- [Goal of the exercise]:
All entries are to be quoted exactly; the images stay out of the copy.

- [Items]:
++++++

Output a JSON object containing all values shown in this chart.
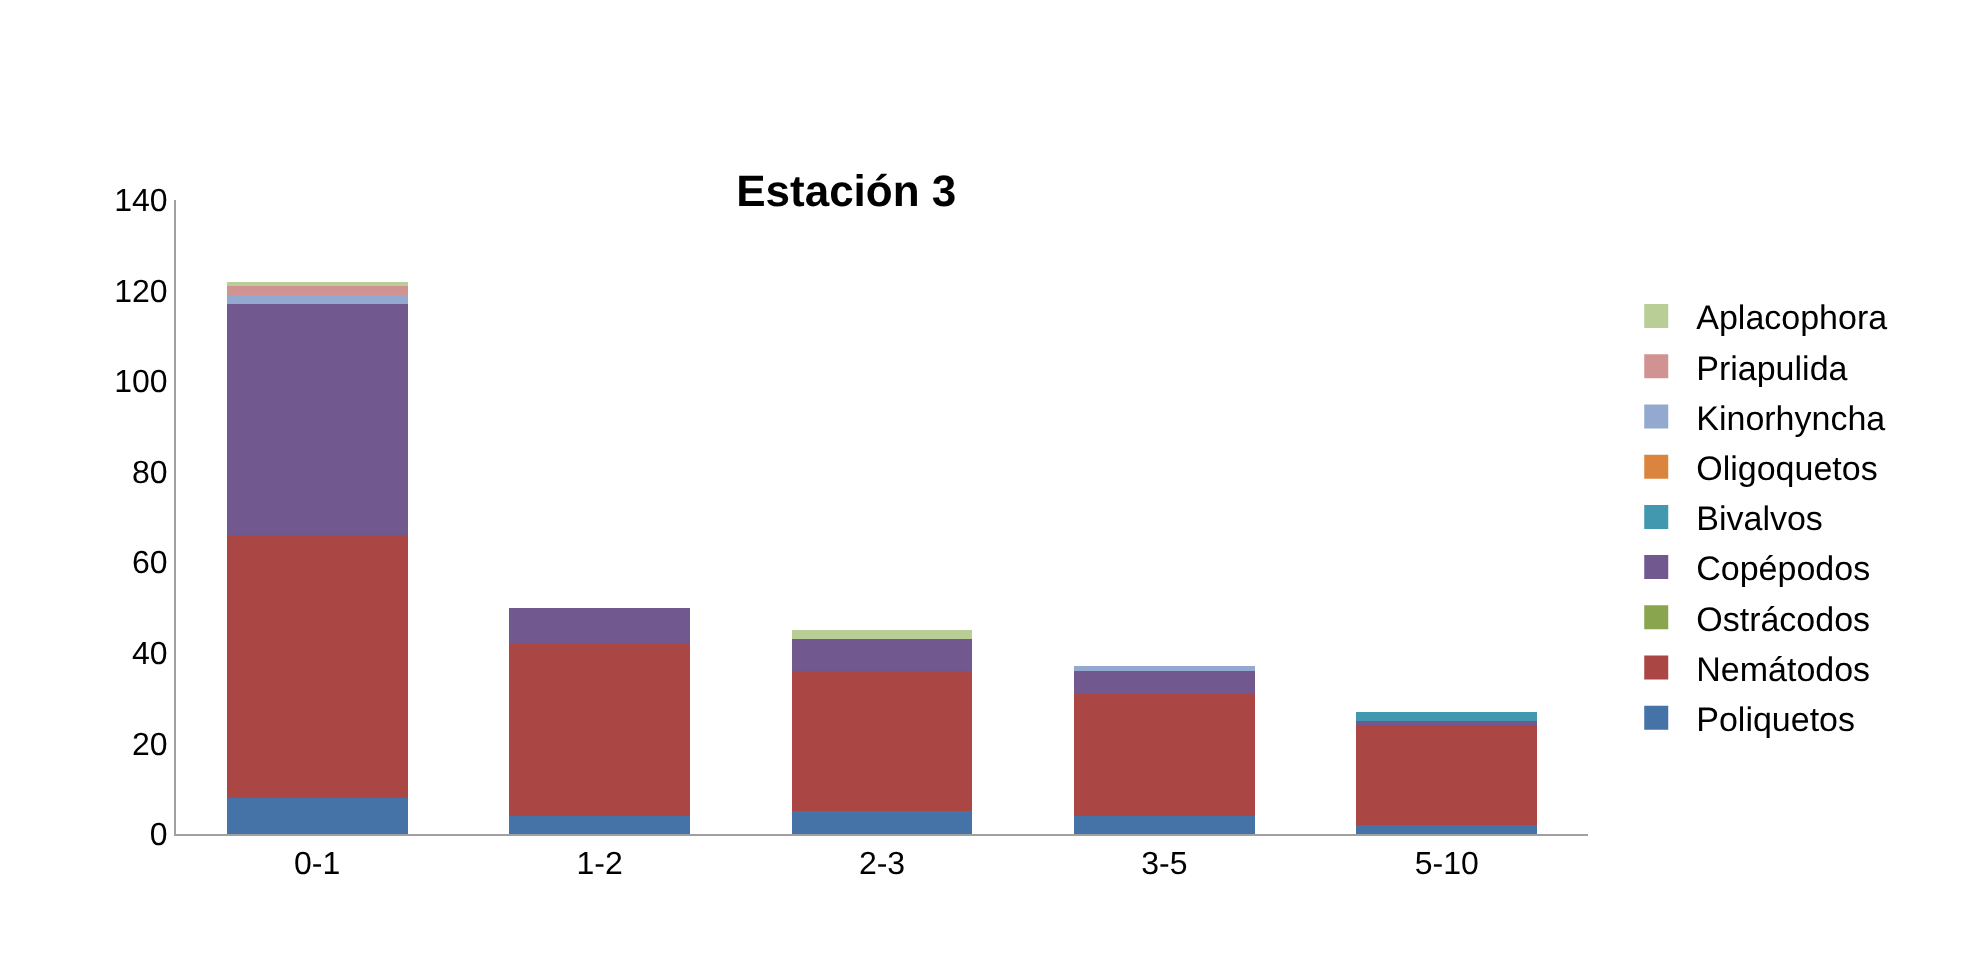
{
  "chart_data": {
    "type": "bar",
    "title": "Estación 3",
    "stacked": true,
    "legend": "right",
    "categories": [
      "0-1",
      "1-2",
      "2-3",
      "3-5",
      "5-10"
    ],
    "ylim": [
      0,
      140
    ],
    "yticks": [
      0,
      20,
      40,
      60,
      80,
      100,
      120,
      140
    ],
    "series": [
      {
        "name": "Poliquetos",
        "color": "#4572a7",
        "values": [
          8,
          4,
          5,
          4,
          2
        ]
      },
      {
        "name": "Nemátodos",
        "color": "#aa4643",
        "values": [
          58,
          38,
          31,
          27,
          22
        ]
      },
      {
        "name": "Ostrácodos",
        "color": "#89a54e",
        "values": [
          0,
          0,
          0,
          0,
          0
        ]
      },
      {
        "name": "Copépodos",
        "color": "#71588f",
        "values": [
          51,
          8,
          7,
          5,
          1
        ]
      },
      {
        "name": "Bivalvos",
        "color": "#4198af",
        "values": [
          0,
          0,
          0,
          0,
          2
        ]
      },
      {
        "name": "Oligoquetos",
        "color": "#db843d",
        "values": [
          0,
          0,
          0,
          0,
          0
        ]
      },
      {
        "name": "Kinorhyncha",
        "color": "#93a9cf",
        "values": [
          2,
          0,
          0,
          1,
          0
        ]
      },
      {
        "name": "Priapulida",
        "color": "#d19392",
        "values": [
          2,
          0,
          0,
          0,
          0
        ]
      },
      {
        "name": "Aplacophora",
        "color": "#b9cd96",
        "values": [
          1,
          0,
          2,
          0,
          0
        ]
      }
    ]
  }
}
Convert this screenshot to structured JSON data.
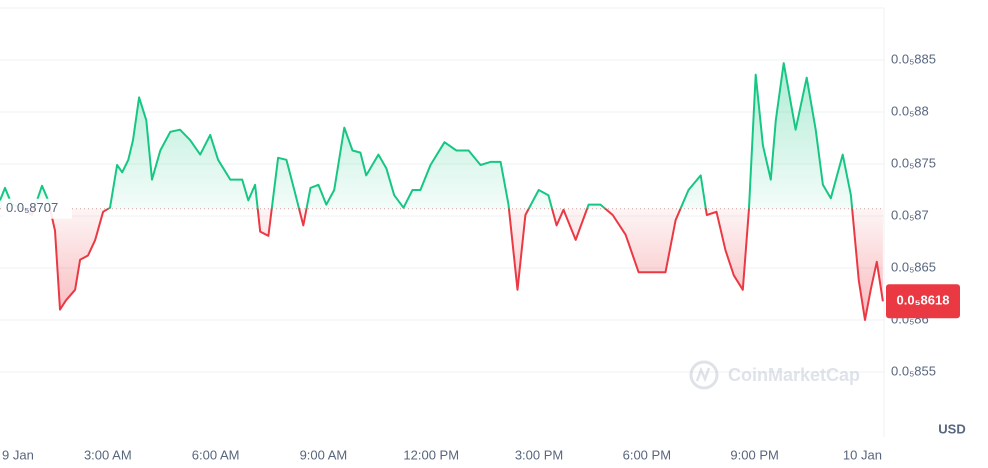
{
  "chart_data": {
    "type": "line",
    "watermark": "CoinMarketCap",
    "currency": "USD",
    "baseline": {
      "value": 8.707e-06,
      "label": "0.0₅8707"
    },
    "current": {
      "value": 8.618e-06,
      "label": "0.0₅8618"
    },
    "colors": {
      "up": "#16c784",
      "down": "#ea3943"
    },
    "grid": true,
    "xlim": [
      0,
      24.6
    ],
    "xticks": [
      {
        "value": 0,
        "label": "9 Jan"
      },
      {
        "value": 3,
        "label": "3:00 AM"
      },
      {
        "value": 6,
        "label": "6:00 AM"
      },
      {
        "value": 9,
        "label": "9:00 AM"
      },
      {
        "value": 12,
        "label": "12:00 PM"
      },
      {
        "value": 15,
        "label": "3:00 PM"
      },
      {
        "value": 18,
        "label": "6:00 PM"
      },
      {
        "value": 21,
        "label": "9:00 PM"
      },
      {
        "value": 24,
        "label": "10 Jan"
      }
    ],
    "ylim": [
      8.5e-06,
      8.9e-06
    ],
    "yticks": [
      {
        "value": 8.55e-06,
        "label": "0.0₅855"
      },
      {
        "value": 8.6e-06,
        "label": "0.0₅86"
      },
      {
        "value": 8.65e-06,
        "label": "0.0₅865"
      },
      {
        "value": 8.7e-06,
        "label": "0.0₅87"
      },
      {
        "value": 8.75e-06,
        "label": "0.0₅875"
      },
      {
        "value": 8.8e-06,
        "label": "0.0₅88"
      },
      {
        "value": 8.85e-06,
        "label": "0.0₅885"
      }
    ],
    "x": [
      0,
      0.14,
      0.33,
      0.61,
      0.89,
      1.17,
      1.34,
      1.53,
      1.67,
      1.84,
      2.09,
      2.23,
      2.45,
      2.65,
      2.87,
      3.06,
      3.26,
      3.4,
      3.57,
      3.7,
      3.87,
      4.07,
      4.23,
      4.46,
      4.74,
      5.01,
      5.29,
      5.57,
      5.85,
      6.07,
      6.41,
      6.74,
      6.91,
      7.1,
      7.24,
      7.47,
      7.74,
      7.97,
      8.19,
      8.44,
      8.64,
      8.86,
      9.08,
      9.3,
      9.58,
      9.81,
      10.03,
      10.19,
      10.53,
      10.75,
      10.97,
      11.23,
      11.48,
      11.7,
      11.98,
      12.37,
      12.7,
      13.04,
      13.37,
      13.65,
      13.93,
      14.15,
      14.4,
      14.62,
      14.99,
      15.26,
      15.49,
      15.68,
      16.02,
      16.38,
      16.71,
      17.05,
      17.41,
      17.77,
      18.16,
      18.52,
      18.8,
      19.16,
      19.5,
      19.67,
      19.94,
      20.19,
      20.42,
      20.67,
      20.84,
      21.03,
      21.23,
      21.45,
      21.59,
      21.81,
      22.14,
      22.45,
      22.7,
      22.9,
      23.12,
      23.45,
      23.68,
      23.9,
      24.07,
      24.23,
      24.4,
      24.57
    ],
    "values": [
      8.715e-06,
      8.727e-06,
      8.711e-06,
      8.708e-06,
      8.701e-06,
      8.729e-06,
      8.715e-06,
      8.686e-06,
      8.61e-06,
      8.619e-06,
      8.629e-06,
      8.658e-06,
      8.662e-06,
      8.677e-06,
      8.704e-06,
      8.708e-06,
      8.749e-06,
      8.742e-06,
      8.754e-06,
      8.773e-06,
      8.814e-06,
      8.792e-06,
      8.735e-06,
      8.763e-06,
      8.781e-06,
      8.783e-06,
      8.773e-06,
      8.759e-06,
      8.778e-06,
      8.754e-06,
      8.735e-06,
      8.735e-06,
      8.715e-06,
      8.73e-06,
      8.685e-06,
      8.681e-06,
      8.756e-06,
      8.754e-06,
      8.725e-06,
      8.691e-06,
      8.727e-06,
      8.73e-06,
      8.711e-06,
      8.725e-06,
      8.785e-06,
      8.763e-06,
      8.761e-06,
      8.739e-06,
      8.759e-06,
      8.746e-06,
      8.72e-06,
      8.708e-06,
      8.725e-06,
      8.725e-06,
      8.749e-06,
      8.771e-06,
      8.763e-06,
      8.763e-06,
      8.749e-06,
      8.752e-06,
      8.752e-06,
      8.711e-06,
      8.629e-06,
      8.701e-06,
      8.725e-06,
      8.72e-06,
      8.691e-06,
      8.706e-06,
      8.677e-06,
      8.711e-06,
      8.711e-06,
      8.701e-06,
      8.682e-06,
      8.646e-06,
      8.646e-06,
      8.646e-06,
      8.696e-06,
      8.725e-06,
      8.739e-06,
      8.701e-06,
      8.704e-06,
      8.667e-06,
      8.643e-06,
      8.629e-06,
      8.706e-06,
      8.836e-06,
      8.768e-06,
      8.735e-06,
      8.792e-06,
      8.847e-06,
      8.783e-06,
      8.833e-06,
      8.783e-06,
      8.73e-06,
      8.717e-06,
      8.759e-06,
      8.72e-06,
      8.638e-06,
      8.6e-06,
      8.629e-06,
      8.656e-06,
      8.618e-06
    ]
  }
}
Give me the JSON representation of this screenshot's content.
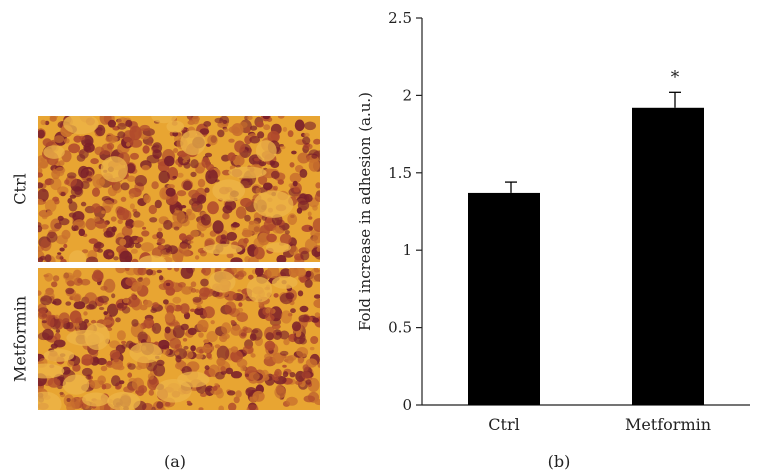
{
  "panel_a": {
    "row_labels": [
      "Ctrl",
      "Metformin"
    ],
    "caption": "(a)"
  },
  "panel_b": {
    "caption": "(b)"
  },
  "chart_data": {
    "type": "bar",
    "categories": [
      "Ctrl",
      "Metformin"
    ],
    "values": [
      1.37,
      1.92
    ],
    "error": [
      0.07,
      0.1
    ],
    "annotations": [
      "",
      "*"
    ],
    "ylabel": "Fold increase in adhesion (a.u.)",
    "xlabel": "",
    "ylim": [
      0,
      2.5
    ],
    "yticks": [
      0,
      0.5,
      1,
      1.5,
      2,
      2.5
    ],
    "ytick_labels": [
      "0",
      "0.5",
      "1",
      "1.5",
      "2",
      "2.5"
    ],
    "grid": false,
    "bar_color": "#000000"
  },
  "colors": {
    "cell_background": "#e8a532",
    "cell_dark": "#7a1f2a",
    "cell_mid": "#b04a2c"
  }
}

++++++

- [Output of the task]:
Output a JSON object containing all values shown in this chart.
{
  "chart_data": {
    "type": "bar",
    "title": "Estación 3",
    "stacked": true,
    "legend": "right",
    "categories": [
      "0-1",
      "1-2",
      "2-3",
      "3-5",
      "5-10"
    ],
    "ylim": [
      0,
      140
    ],
    "yticks": [
      0,
      20,
      40,
      60,
      80,
      100,
      120,
      140
    ],
    "series": [
      {
        "name": "Poliquetos",
        "color": "#4572a7",
        "values": [
          8,
          4,
          5,
          4,
          2
        ]
      },
      {
        "name": "Nemátodos",
        "color": "#aa4643",
        "values": [
          58,
          38,
          31,
          27,
          22
        ]
      },
      {
        "name": "Ostrácodos",
        "color": "#89a54e",
        "values": [
          0,
          0,
          0,
          0,
          0
        ]
      },
      {
        "name": "Copépodos",
        "color": "#71588f",
        "values": [
          51,
          8,
          7,
          5,
          1
        ]
      },
      {
        "name": "Bivalvos",
        "color": "#4198af",
        "values": [
          0,
          0,
          0,
          0,
          2
        ]
      },
      {
        "name": "Oligoquetos",
        "color": "#db843d",
        "values": [
          0,
          0,
          0,
          0,
          0
        ]
      },
      {
        "name": "Kinorhyncha",
        "color": "#93a9cf",
        "values": [
          2,
          0,
          0,
          1,
          0
        ]
      },
      {
        "name": "Priapulida",
        "color": "#d19392",
        "values": [
          2,
          0,
          0,
          0,
          0
        ]
      },
      {
        "name": "Aplacophora",
        "color": "#b9cd96",
        "values": [
          1,
          0,
          2,
          0,
          0
        ]
      }
    ]
  }
}
Convert this screenshot to structured JSON data.
{
  "chart_data": {
    "type": "line",
    "watermark": "CoinMarketCap",
    "currency": "USD",
    "baseline": {
      "value": 8.707e-06,
      "label": "0.0₅8707"
    },
    "current": {
      "value": 8.618e-06,
      "label": "0.0₅8618"
    },
    "colors": {
      "up": "#16c784",
      "down": "#ea3943"
    },
    "grid": true,
    "xlim": [
      0,
      24.6
    ],
    "xticks": [
      {
        "value": 0,
        "label": "9 Jan"
      },
      {
        "value": 3,
        "label": "3:00 AM"
      },
      {
        "value": 6,
        "label": "6:00 AM"
      },
      {
        "value": 9,
        "label": "9:00 AM"
      },
      {
        "value": 12,
        "label": "12:00 PM"
      },
      {
        "value": 15,
        "label": "3:00 PM"
      },
      {
        "value": 18,
        "label": "6:00 PM"
      },
      {
        "value": 21,
        "label": "9:00 PM"
      },
      {
        "value": 24,
        "label": "10 Jan"
      }
    ],
    "ylim": [
      8.5e-06,
      8.9e-06
    ],
    "yticks": [
      {
        "value": 8.55e-06,
        "label": "0.0₅855"
      },
      {
        "value": 8.6e-06,
        "label": "0.0₅86"
      },
      {
        "value": 8.65e-06,
        "label": "0.0₅865"
      },
      {
        "value": 8.7e-06,
        "label": "0.0₅87"
      },
      {
        "value": 8.75e-06,
        "label": "0.0₅875"
      },
      {
        "value": 8.8e-06,
        "label": "0.0₅88"
      },
      {
        "value": 8.85e-06,
        "label": "0.0₅885"
      }
    ],
    "x": [
      0,
      0.14,
      0.33,
      0.61,
      0.89,
      1.17,
      1.34,
      1.53,
      1.67,
      1.84,
      2.09,
      2.23,
      2.45,
      2.65,
      2.87,
      3.06,
      3.26,
      3.4,
      3.57,
      3.7,
      3.87,
      4.07,
      4.23,
      4.46,
      4.74,
      5.01,
      5.29,
      5.57,
      5.85,
      6.07,
      6.41,
      6.74,
      6.91,
      7.1,
      7.24,
      7.47,
      7.74,
      7.97,
      8.19,
      8.44,
      8.64,
      8.86,
      9.08,
      9.3,
      9.58,
      9.81,
      10.03,
      10.19,
      10.53,
      10.75,
      10.97,
      11.23,
      11.48,
      11.7,
      11.98,
      12.37,
      12.7,
      13.04,
      13.37,
      13.65,
      13.93,
      14.15,
      14.4,
      14.62,
      14.99,
      15.26,
      15.49,
      15.68,
      16.02,
      16.38,
      16.71,
      17.05,
      17.41,
      17.77,
      18.16,
      18.52,
      18.8,
      19.16,
      19.5,
      19.67,
      19.94,
      20.19,
      20.42,
      20.67,
      20.84,
      21.03,
      21.23,
      21.45,
      21.59,
      21.81,
      22.14,
      22.45,
      22.7,
      22.9,
      23.12,
      23.45,
      23.68,
      23.9,
      24.07,
      24.23,
      24.4,
      24.57
    ],
    "values": [
      8.715e-06,
      8.727e-06,
      8.711e-06,
      8.708e-06,
      8.701e-06,
      8.729e-06,
      8.715e-06,
      8.686e-06,
      8.61e-06,
      8.619e-06,
      8.629e-06,
      8.658e-06,
      8.662e-06,
      8.677e-06,
      8.704e-06,
      8.708e-06,
      8.749e-06,
      8.742e-06,
      8.754e-06,
      8.773e-06,
      8.814e-06,
      8.792e-06,
      8.735e-06,
      8.763e-06,
      8.781e-06,
      8.783e-06,
      8.773e-06,
      8.759e-06,
      8.778e-06,
      8.754e-06,
      8.735e-06,
      8.735e-06,
      8.715e-06,
      8.73e-06,
      8.685e-06,
      8.681e-06,
      8.756e-06,
      8.754e-06,
      8.725e-06,
      8.691e-06,
      8.727e-06,
      8.73e-06,
      8.711e-06,
      8.725e-06,
      8.785e-06,
      8.763e-06,
      8.761e-06,
      8.739e-06,
      8.759e-06,
      8.746e-06,
      8.72e-06,
      8.708e-06,
      8.725e-06,
      8.725e-06,
      8.749e-06,
      8.771e-06,
      8.763e-06,
      8.763e-06,
      8.749e-06,
      8.752e-06,
      8.752e-06,
      8.711e-06,
      8.629e-06,
      8.701e-06,
      8.725e-06,
      8.72e-06,
      8.691e-06,
      8.706e-06,
      8.677e-06,
      8.711e-06,
      8.711e-06,
      8.701e-06,
      8.682e-06,
      8.646e-06,
      8.646e-06,
      8.646e-06,
      8.696e-06,
      8.725e-06,
      8.739e-06,
      8.701e-06,
      8.704e-06,
      8.667e-06,
      8.643e-06,
      8.629e-06,
      8.706e-06,
      8.836e-06,
      8.768e-06,
      8.735e-06,
      8.792e-06,
      8.847e-06,
      8.783e-06,
      8.833e-06,
      8.783e-06,
      8.73e-06,
      8.717e-06,
      8.759e-06,
      8.72e-06,
      8.638e-06,
      8.6e-06,
      8.629e-06,
      8.656e-06,
      8.618e-06
    ]
  }
}
Give me the JSON representation of this screenshot's content.
{
  "panel_a": {
    "row_labels": [
      "Ctrl",
      "Metformin"
    ],
    "caption": "(a)"
  },
  "panel_b": {
    "caption": "(b)"
  },
  "chart_data": {
    "type": "bar",
    "categories": [
      "Ctrl",
      "Metformin"
    ],
    "values": [
      1.37,
      1.92
    ],
    "error": [
      0.07,
      0.1
    ],
    "annotations": [
      "",
      "*"
    ],
    "ylabel": "Fold increase in adhesion (a.u.)",
    "xlabel": "",
    "ylim": [
      0,
      2.5
    ],
    "yticks": [
      0,
      0.5,
      1,
      1.5,
      2,
      2.5
    ],
    "ytick_labels": [
      "0",
      "0.5",
      "1",
      "1.5",
      "2",
      "2.5"
    ],
    "grid": false,
    "bar_color": "#000000"
  },
  "colors": {
    "cell_background": "#e8a532",
    "cell_dark": "#7a1f2a",
    "cell_mid": "#b04a2c"
  }
}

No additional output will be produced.